Given exercise
Extract each line where the string "BVPS" shows up.

[Source records]
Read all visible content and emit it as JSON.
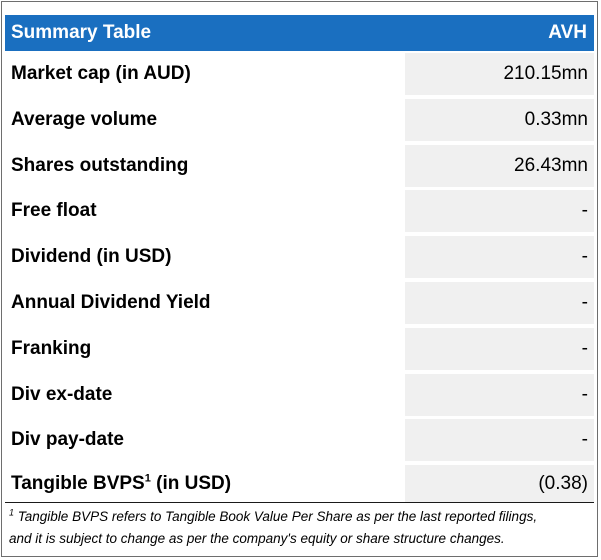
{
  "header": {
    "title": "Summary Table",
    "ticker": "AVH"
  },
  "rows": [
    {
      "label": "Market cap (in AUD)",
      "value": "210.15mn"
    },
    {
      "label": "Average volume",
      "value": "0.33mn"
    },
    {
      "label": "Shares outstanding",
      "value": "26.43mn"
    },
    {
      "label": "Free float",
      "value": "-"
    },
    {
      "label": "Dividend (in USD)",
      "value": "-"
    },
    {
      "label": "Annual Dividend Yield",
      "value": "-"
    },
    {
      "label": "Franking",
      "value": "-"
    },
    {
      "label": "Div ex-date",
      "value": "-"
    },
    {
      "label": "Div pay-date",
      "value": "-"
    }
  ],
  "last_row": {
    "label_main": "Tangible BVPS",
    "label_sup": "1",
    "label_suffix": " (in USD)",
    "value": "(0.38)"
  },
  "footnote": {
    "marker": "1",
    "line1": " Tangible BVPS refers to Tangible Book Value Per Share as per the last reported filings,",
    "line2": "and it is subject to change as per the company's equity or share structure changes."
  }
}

Solution
    "label_main": "Tangible BVPS",
    "line1": " Tangible BVPS refers to Tangible Book Value Per Share as per the last reported filings,",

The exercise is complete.